- [Provided records]

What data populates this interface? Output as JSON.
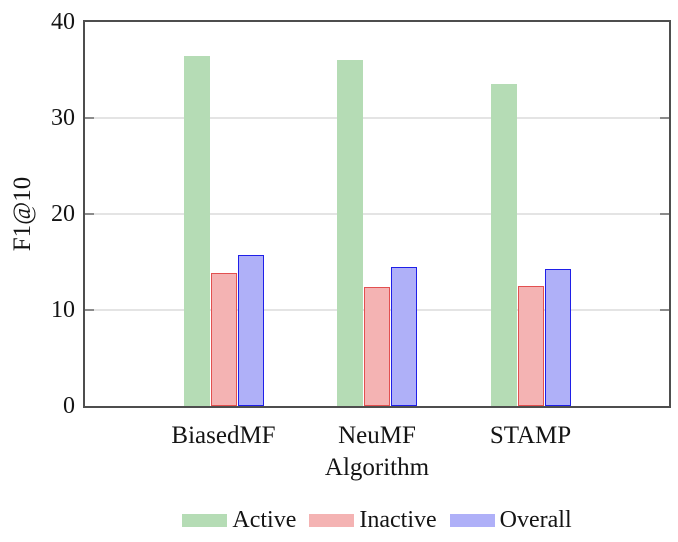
{
  "chart_data": {
    "type": "bar",
    "title": "",
    "categories": [
      "BiasedMF",
      "NeuMF",
      "STAMP"
    ],
    "series": [
      {
        "name": "Active",
        "values": [
          36.5,
          36.0,
          33.5
        ],
        "fill": "#b5dcb5",
        "stroke": null
      },
      {
        "name": "Inactive",
        "values": [
          13.9,
          12.4,
          12.5
        ],
        "fill": "#f4b3b3",
        "stroke": "#e25050"
      },
      {
        "name": "Overall",
        "values": [
          15.7,
          14.5,
          14.3
        ],
        "fill": "#afb0f8",
        "stroke": "#1f1fe8"
      }
    ],
    "xlabel": "Algorithm",
    "ylabel": "F1@10",
    "ylim": [
      0,
      40
    ],
    "yticks": [
      0,
      10,
      20,
      30,
      40
    ],
    "grid": "horizontal",
    "legend_position": "bottom",
    "frame_color": "#4e4e4e",
    "gridline_color": "#e4e4e4",
    "tick_color": "#8b8b8b"
  }
}
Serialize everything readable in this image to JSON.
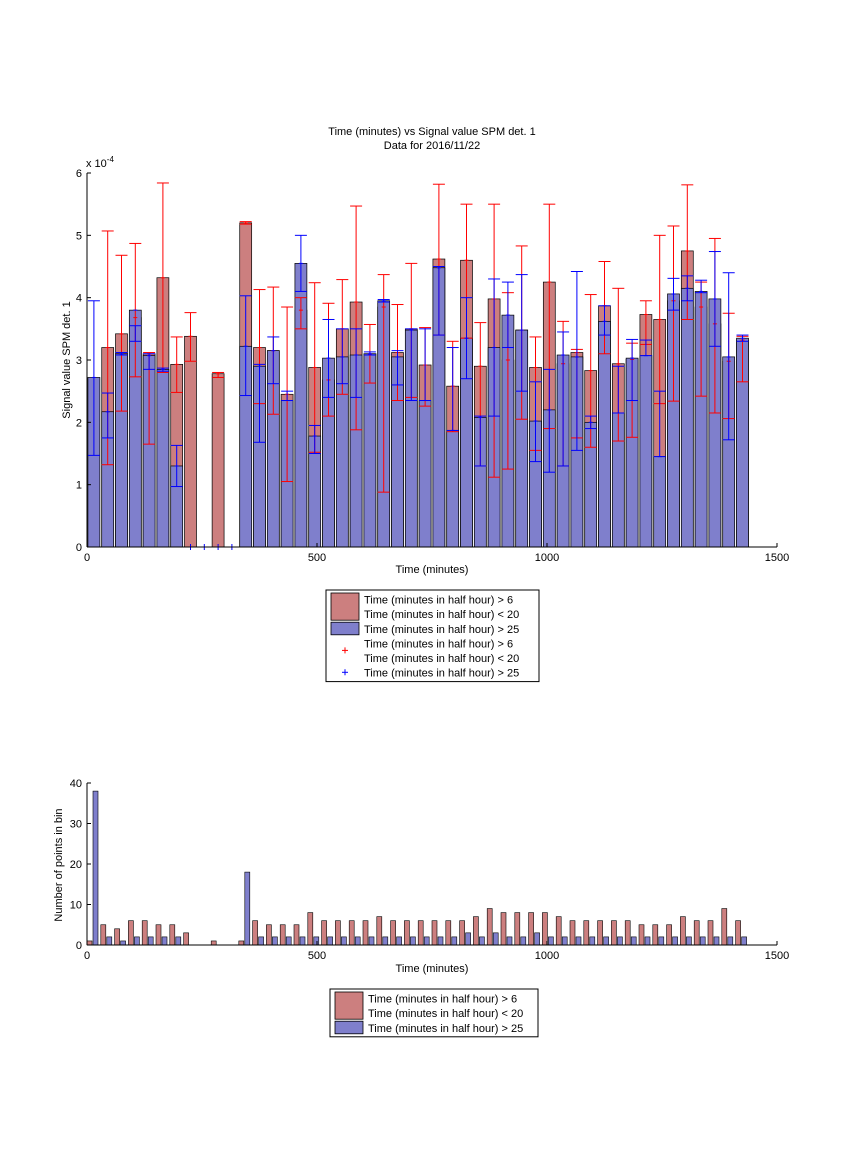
{
  "chart_data": [
    {
      "type": "bar",
      "title": "Time (minutes) vs Signal value SPM det. 1",
      "subtitle": "Data for 2016/11/22",
      "xlabel": "Time (minutes)",
      "ylabel": "Signal value SPM det. 1",
      "y_exponent_label": "x 10",
      "y_exponent_power": "-4",
      "xlim": [
        0,
        1500
      ],
      "ylim": [
        0,
        6
      ],
      "x_ticks": [
        0,
        500,
        1000,
        1500
      ],
      "y_ticks": [
        0,
        1,
        2,
        3,
        4,
        5,
        6
      ],
      "grid": false,
      "legend_position": "below",
      "legend": [
        {
          "kind": "patch",
          "color": "#cc7f7f",
          "lines": [
            "Time (minutes in half hour) > 6",
            "Time (minutes in half hour) < 20"
          ]
        },
        {
          "kind": "patch",
          "color": "#7f7fcc",
          "lines": [
            "Time (minutes in half hour) > 25"
          ]
        },
        {
          "kind": "marker",
          "color": "#ff0000",
          "lines": [
            "Time (minutes in half hour) > 6",
            "Time (minutes in half hour) < 20"
          ]
        },
        {
          "kind": "marker",
          "color": "#0000ff",
          "lines": [
            "Time (minutes in half hour) > 25"
          ]
        }
      ],
      "series": [
        {
          "color": "#cc7f7f",
          "errcolor": "#ff0000",
          "x": [
            45,
            75,
            105,
            135,
            165,
            195,
            225,
            285,
            345,
            375,
            405,
            435,
            465,
            495,
            525,
            555,
            585,
            615,
            645,
            675,
            705,
            735,
            765,
            795,
            825,
            855,
            885,
            915,
            945,
            975,
            1005,
            1035,
            1065,
            1095,
            1125,
            1155,
            1185,
            1215,
            1245,
            1275,
            1305,
            1335,
            1365,
            1395,
            1425
          ],
          "values": [
            3.2,
            3.42,
            3.68,
            3.1,
            4.32,
            2.93,
            3.38,
            2.78,
            5.2,
            3.2,
            3.15,
            2.45,
            3.8,
            2.88,
            2.68,
            3.5,
            3.93,
            3.1,
            3.85,
            3.12,
            3.5,
            2.92,
            4.62,
            2.58,
            4.6,
            2.9,
            3.98,
            3.0,
            3.48,
            2.88,
            4.25,
            2.94,
            3.12,
            2.83,
            3.87,
            2.94,
            3.01,
            3.73,
            3.65,
            3.95,
            4.75,
            3.85,
            3.58,
            2.98,
            3.32
          ],
          "err_low": [
            1.32,
            2.18,
            2.73,
            1.65,
            2.8,
            2.48,
            2.98,
            2.72,
            5.18,
            2.3,
            2.13,
            1.05,
            3.5,
            1.52,
            2.1,
            2.45,
            1.88,
            2.63,
            0.88,
            2.35,
            2.4,
            2.26,
            3.4,
            1.85,
            3.35,
            1.3,
            1.12,
            1.25,
            2.05,
            1.55,
            1.9,
            1.3,
            1.75,
            1.6,
            3.1,
            1.7,
            1.76,
            3.25,
            2.3,
            2.34,
            3.65,
            2.42,
            2.15,
            2.06,
            2.65
          ],
          "err_high": [
            5.07,
            4.68,
            4.87,
            3.12,
            5.84,
            3.37,
            3.76,
            2.8,
            5.22,
            4.13,
            4.17,
            3.85,
            4.0,
            4.24,
            3.91,
            4.29,
            5.47,
            3.57,
            4.37,
            3.89,
            4.55,
            3.52,
            5.82,
            3.3,
            5.5,
            3.6,
            5.5,
            4.08,
            4.83,
            3.37,
            5.5,
            3.62,
            3.17,
            4.05,
            4.58,
            4.15,
            3.27,
            3.95,
            5.0,
            5.15,
            5.81,
            4.25,
            4.95,
            3.75,
            3.38
          ]
        },
        {
          "color": "#7f7fcc",
          "errcolor": "#0000ff",
          "x": [
            15,
            45,
            75,
            105,
            135,
            165,
            195,
            345,
            375,
            405,
            435,
            465,
            495,
            525,
            555,
            585,
            615,
            645,
            675,
            705,
            735,
            765,
            795,
            825,
            855,
            885,
            915,
            945,
            975,
            1005,
            1035,
            1065,
            1095,
            1125,
            1155,
            1185,
            1215,
            1245,
            1275,
            1305,
            1335,
            1365,
            1395,
            1425
          ],
          "values": [
            2.72,
            2.17,
            3.1,
            3.8,
            3.07,
            2.85,
            1.3,
            3.22,
            2.9,
            3.15,
            2.35,
            4.55,
            1.78,
            3.03,
            3.05,
            3.08,
            3.1,
            3.95,
            3.05,
            3.48,
            2.35,
            4.48,
            1.87,
            3.35,
            2.08,
            3.2,
            3.72,
            3.48,
            2.02,
            2.2,
            3.08,
            3.05,
            2.0,
            3.62,
            2.15,
            3.03,
            3.07,
            1.45,
            4.06,
            4.15,
            4.1,
            3.98,
            3.05,
            3.35
          ],
          "err_low": [
            1.47,
            1.75,
            3.08,
            3.3,
            2.85,
            2.82,
            0.97,
            2.43,
            1.68,
            2.62,
            2.35,
            4.1,
            1.5,
            2.4,
            2.62,
            2.4,
            3.08,
            3.93,
            2.6,
            2.35,
            2.35,
            3.4,
            1.87,
            2.7,
            1.3,
            2.1,
            3.2,
            2.5,
            1.37,
            1.2,
            1.3,
            1.55,
            1.9,
            3.4,
            2.15,
            2.35,
            3.07,
            1.45,
            3.8,
            3.95,
            4.08,
            3.22,
            1.72,
            3.3
          ],
          "err_high": [
            3.95,
            2.47,
            3.12,
            3.55,
            3.1,
            2.87,
            1.63,
            4.03,
            2.93,
            3.37,
            2.5,
            5.0,
            1.95,
            3.65,
            3.5,
            3.5,
            3.13,
            3.97,
            3.15,
            3.5,
            3.5,
            4.5,
            3.2,
            4.0,
            2.1,
            4.3,
            4.25,
            4.37,
            2.65,
            2.85,
            3.45,
            4.42,
            2.1,
            3.87,
            2.9,
            3.33,
            3.32,
            2.5,
            4.31,
            4.35,
            4.28,
            4.74,
            4.4,
            3.4
          ]
        }
      ],
      "zero_markers": {
        "color": "#0000ff",
        "x": [
          225,
          255,
          285,
          315
        ]
      }
    },
    {
      "type": "bar",
      "xlabel": "Time (minutes)",
      "ylabel": "Number of points in bin",
      "xlim": [
        0,
        1500
      ],
      "ylim": [
        0,
        40
      ],
      "x_ticks": [
        0,
        500,
        1000,
        1500
      ],
      "y_ticks": [
        0,
        10,
        20,
        30,
        40
      ],
      "grid": false,
      "legend_position": "below",
      "legend": [
        {
          "kind": "patch",
          "color": "#cc7f7f",
          "lines": [
            "Time (minutes in half hour) > 6",
            "Time (minutes in half hour) < 20"
          ]
        },
        {
          "kind": "patch",
          "color": "#7f7fcc",
          "lines": [
            "Time (minutes in half hour) > 25"
          ]
        }
      ],
      "series": [
        {
          "color": "#cc7f7f",
          "x": [
            0,
            30,
            60,
            90,
            120,
            150,
            180,
            210,
            270,
            330,
            360,
            390,
            420,
            450,
            480,
            510,
            540,
            570,
            600,
            630,
            660,
            690,
            720,
            750,
            780,
            810,
            840,
            870,
            900,
            930,
            960,
            990,
            1020,
            1050,
            1080,
            1110,
            1140,
            1170,
            1200,
            1230,
            1260,
            1290,
            1320,
            1350,
            1380,
            1410
          ],
          "values": [
            1,
            5,
            4,
            6,
            6,
            5,
            5,
            3,
            1,
            1,
            6,
            5,
            5,
            5,
            8,
            6,
            6,
            6,
            6,
            7,
            6,
            6,
            6,
            6,
            6,
            6,
            7,
            9,
            8,
            8,
            8,
            8,
            7,
            6,
            6,
            6,
            6,
            6,
            5,
            5,
            5,
            7,
            6,
            6,
            9,
            6
          ]
        },
        {
          "color": "#7f7fcc",
          "x": [
            0,
            30,
            60,
            90,
            120,
            150,
            180,
            330,
            360,
            390,
            420,
            450,
            480,
            510,
            540,
            570,
            600,
            630,
            660,
            690,
            720,
            750,
            780,
            810,
            840,
            870,
            900,
            930,
            960,
            990,
            1020,
            1050,
            1080,
            1110,
            1140,
            1170,
            1200,
            1230,
            1260,
            1290,
            1320,
            1350,
            1380,
            1410
          ],
          "values": [
            38,
            2,
            1,
            2,
            2,
            2,
            2,
            18,
            2,
            2,
            2,
            2,
            2,
            2,
            2,
            2,
            2,
            2,
            2,
            2,
            2,
            2,
            2,
            3,
            2,
            3,
            2,
            2,
            3,
            2,
            2,
            2,
            2,
            2,
            2,
            2,
            2,
            2,
            2,
            2,
            2,
            2,
            2,
            2
          ]
        }
      ]
    }
  ]
}
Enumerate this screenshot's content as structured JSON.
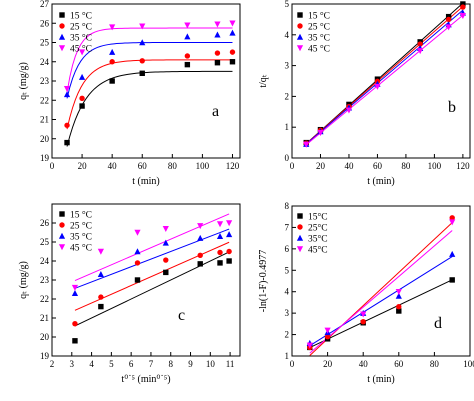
{
  "chart_data": [
    {
      "type": "scatter",
      "panel_label": "a",
      "xlabel": "t (min)",
      "ylabel": "qₜ (mg/g)",
      "xlim": [
        0,
        125
      ],
      "ylim": [
        19,
        27
      ],
      "xticks": [
        0,
        20,
        40,
        60,
        80,
        100,
        120
      ],
      "yticks": [
        19,
        20,
        21,
        22,
        23,
        24,
        25,
        26,
        27
      ],
      "x": [
        10,
        20,
        40,
        60,
        90,
        110,
        120
      ],
      "legend_position": "top-left",
      "series": [
        {
          "name": "15 °C",
          "color": "#000000",
          "marker": "square",
          "values": [
            19.8,
            21.7,
            23.0,
            23.4,
            23.85,
            23.95,
            24.0
          ],
          "fit": {
            "qe": 23.5,
            "k": 0.08,
            "x0": 10,
            "x1": 120
          }
        },
        {
          "name": "25 °C",
          "color": "#ff0000",
          "marker": "circle",
          "values": [
            20.7,
            22.1,
            24.0,
            24.05,
            24.3,
            24.45,
            24.5
          ],
          "fit": {
            "qe": 24.1,
            "k": 0.1,
            "x0": 10,
            "x1": 120
          }
        },
        {
          "name": "35 °C",
          "color": "#0000ff",
          "marker": "triangle",
          "values": [
            22.3,
            23.2,
            24.5,
            25.0,
            25.3,
            25.4,
            25.5
          ],
          "fit": {
            "qe": 25.0,
            "k": 0.12,
            "x0": 10,
            "x1": 120
          }
        },
        {
          "name": "45 °C",
          "color": "#ff00ff",
          "marker": "triangle-down",
          "values": [
            22.6,
            24.5,
            25.8,
            25.85,
            25.9,
            25.95,
            26.0
          ],
          "fit": {
            "qe": 25.75,
            "k": 0.15,
            "x0": 10,
            "x1": 120
          }
        }
      ]
    },
    {
      "type": "scatter",
      "panel_label": "b",
      "xlabel": "t (min)",
      "ylabel": "t/qₜ",
      "xlim": [
        0,
        125
      ],
      "ylim": [
        0,
        5
      ],
      "xticks": [
        0,
        20,
        40,
        60,
        80,
        100,
        120
      ],
      "yticks": [
        0,
        1,
        2,
        3,
        4,
        5
      ],
      "x": [
        10,
        20,
        40,
        60,
        90,
        110,
        120
      ],
      "legend_position": "top-left",
      "series": [
        {
          "name": "15 °C",
          "color": "#000000",
          "marker": "square",
          "values": [
            0.5,
            0.92,
            1.74,
            2.56,
            3.77,
            4.59,
            5.0
          ],
          "fit": {
            "slope": 0.0415,
            "intercept": 0.05,
            "x0": 10,
            "x1": 120
          }
        },
        {
          "name": "25 °C",
          "color": "#ff0000",
          "marker": "circle",
          "values": [
            0.48,
            0.9,
            1.67,
            2.49,
            3.7,
            4.5,
            4.9
          ],
          "fit": {
            "slope": 0.0405,
            "intercept": 0.06,
            "x0": 10,
            "x1": 120
          }
        },
        {
          "name": "35 °C",
          "color": "#0000ff",
          "marker": "triangle",
          "values": [
            0.45,
            0.86,
            1.63,
            2.4,
            3.56,
            4.33,
            4.71
          ],
          "fit": {
            "slope": 0.0395,
            "intercept": 0.06,
            "x0": 10,
            "x1": 120
          }
        },
        {
          "name": "45 °C",
          "color": "#ff00ff",
          "marker": "triangle-down",
          "values": [
            0.44,
            0.82,
            1.55,
            2.32,
            3.48,
            4.25,
            4.62
          ],
          "fit": {
            "slope": 0.0382,
            "intercept": 0.05,
            "x0": 10,
            "x1": 120
          }
        }
      ]
    },
    {
      "type": "scatter",
      "panel_label": "c",
      "xlabel": "t⁰˙⁵ (min⁰˙⁵)",
      "ylabel": "qₜ (mg/g)",
      "xlim": [
        2,
        11.5
      ],
      "ylim": [
        19,
        27
      ],
      "xticks": [
        2,
        3,
        4,
        5,
        6,
        7,
        8,
        9,
        10,
        11
      ],
      "yticks": [
        19,
        20,
        21,
        22,
        23,
        24,
        25,
        26
      ],
      "x": [
        3.16,
        4.47,
        6.32,
        7.75,
        9.49,
        10.49,
        10.95
      ],
      "legend_position": "top-left",
      "series": [
        {
          "name": "15 °C",
          "color": "#000000",
          "marker": "square",
          "values": [
            19.8,
            21.6,
            23.0,
            23.4,
            23.85,
            23.9,
            24.0
          ],
          "fit": {
            "slope": 0.5,
            "intercept": 19.0,
            "x0": 3.16,
            "x1": 10.95
          }
        },
        {
          "name": "25 °C",
          "color": "#ff0000",
          "marker": "circle",
          "values": [
            20.7,
            22.1,
            23.9,
            24.05,
            24.3,
            24.45,
            24.5
          ],
          "fit": {
            "slope": 0.46,
            "intercept": 19.95,
            "x0": 3.16,
            "x1": 10.95
          }
        },
        {
          "name": "35 °C",
          "color": "#0000ff",
          "marker": "triangle",
          "values": [
            22.3,
            23.3,
            24.5,
            24.95,
            25.2,
            25.3,
            25.4
          ],
          "fit": {
            "slope": 0.4,
            "intercept": 21.3,
            "x0": 3.16,
            "x1": 10.95
          }
        },
        {
          "name": "45 °C",
          "color": "#ff00ff",
          "marker": "triangle-down",
          "values": [
            22.6,
            24.5,
            25.5,
            25.7,
            25.85,
            25.95,
            26.0
          ],
          "fit": {
            "slope": 0.45,
            "intercept": 21.55,
            "x0": 3.16,
            "x1": 10.95
          }
        }
      ]
    },
    {
      "type": "scatter",
      "panel_label": "d",
      "xlabel": "t (min)",
      "ylabel": "-ln(1-F)-0.4977",
      "xlim": [
        0,
        100
      ],
      "ylim": [
        1,
        8
      ],
      "xticks": [
        0,
        20,
        40,
        60,
        80,
        100
      ],
      "yticks": [
        1,
        2,
        3,
        4,
        5,
        6,
        7,
        8
      ],
      "x": [
        10,
        20,
        40,
        60,
        90
      ],
      "legend_position": "top-left",
      "series": [
        {
          "name": "15°C",
          "color": "#000000",
          "marker": "square",
          "values": [
            1.4,
            1.8,
            2.55,
            3.1,
            4.55
          ],
          "fit": {
            "slope": 0.0395,
            "intercept": 1.0,
            "x0": 10,
            "x1": 90
          }
        },
        {
          "name": "25°C",
          "color": "#ff0000",
          "marker": "circle",
          "values": [
            1.4,
            1.9,
            2.6,
            3.3,
            7.45
          ],
          "fit": {
            "slope": 0.0775,
            "intercept": 0.25,
            "x0": 10,
            "x1": 90
          }
        },
        {
          "name": "35°C",
          "color": "#0000ff",
          "marker": "triangle",
          "values": [
            1.6,
            2.1,
            3.0,
            3.8,
            5.75
          ],
          "fit": {
            "slope": 0.052,
            "intercept": 0.96,
            "x0": 10,
            "x1": 90
          }
        },
        {
          "name": "45°C",
          "color": "#ff00ff",
          "marker": "triangle-down",
          "values": [
            1.5,
            2.2,
            2.95,
            4.0,
            7.25
          ],
          "fit": {
            "slope": 0.0715,
            "intercept": 0.42,
            "x0": 10,
            "x1": 90
          }
        }
      ]
    }
  ]
}
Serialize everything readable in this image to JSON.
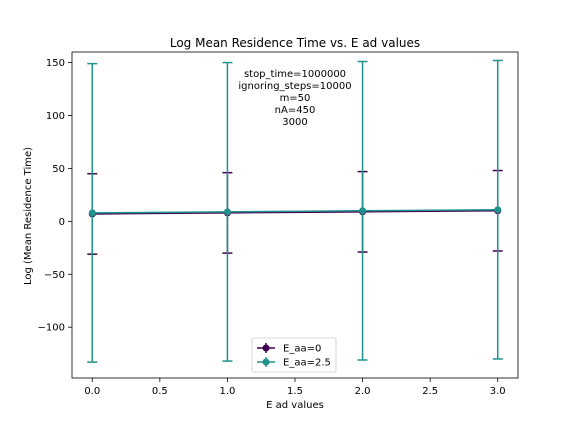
{
  "chart_data": {
    "type": "line",
    "title": "Log Mean Residence Time vs. E ad values",
    "xlabel": "E ad values",
    "ylabel": "Log (Mean Residence Time)",
    "xlim": [
      -0.15,
      3.15
    ],
    "ylim": [
      -148,
      160
    ],
    "xticks": [
      0.0,
      0.5,
      1.0,
      1.5,
      2.0,
      2.5,
      3.0
    ],
    "xtick_labels": [
      "0.0",
      "0.5",
      "1.0",
      "1.5",
      "2.0",
      "2.5",
      "3.0"
    ],
    "yticks": [
      -100,
      -50,
      0,
      50,
      100,
      150
    ],
    "ytick_labels": [
      "−100",
      "−50",
      "0",
      "50",
      "100",
      "150"
    ],
    "grid": false,
    "legend_position": "bottom-center",
    "annotation": [
      "stop_time=1000000",
      "ignoring_steps=10000",
      "m=50",
      "nA=450",
      "3000"
    ],
    "series": [
      {
        "name": "E_aa=0",
        "color": "#440154",
        "x": [
          0,
          1,
          2,
          3
        ],
        "y": [
          7,
          8,
          9,
          10
        ],
        "err_low": [
          -31,
          -30,
          -29,
          -28
        ],
        "err_high": [
          45,
          46,
          47,
          48
        ]
      },
      {
        "name": "E_aa=2.5",
        "color": "#21918c",
        "x": [
          0,
          1,
          2,
          3
        ],
        "y": [
          8,
          9,
          10,
          11
        ],
        "err_low": [
          -133,
          -132,
          -131,
          -130
        ],
        "err_high": [
          149,
          150,
          151,
          152
        ]
      }
    ]
  }
}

- [Prompt]
List every line from the entries above in which "intercept" appears.

- [Exercise answer]
            "intercept": 0.05,
            "intercept": 0.06,
            "intercept": 0.06,
            "intercept": 0.05,
            "intercept": 19.0,
            "intercept": 19.95,
            "intercept": 21.3,
            "intercept": 21.55,
            "intercept": 1.0,
            "intercept": 0.25,
            "intercept": 0.96,
            "intercept": 0.42,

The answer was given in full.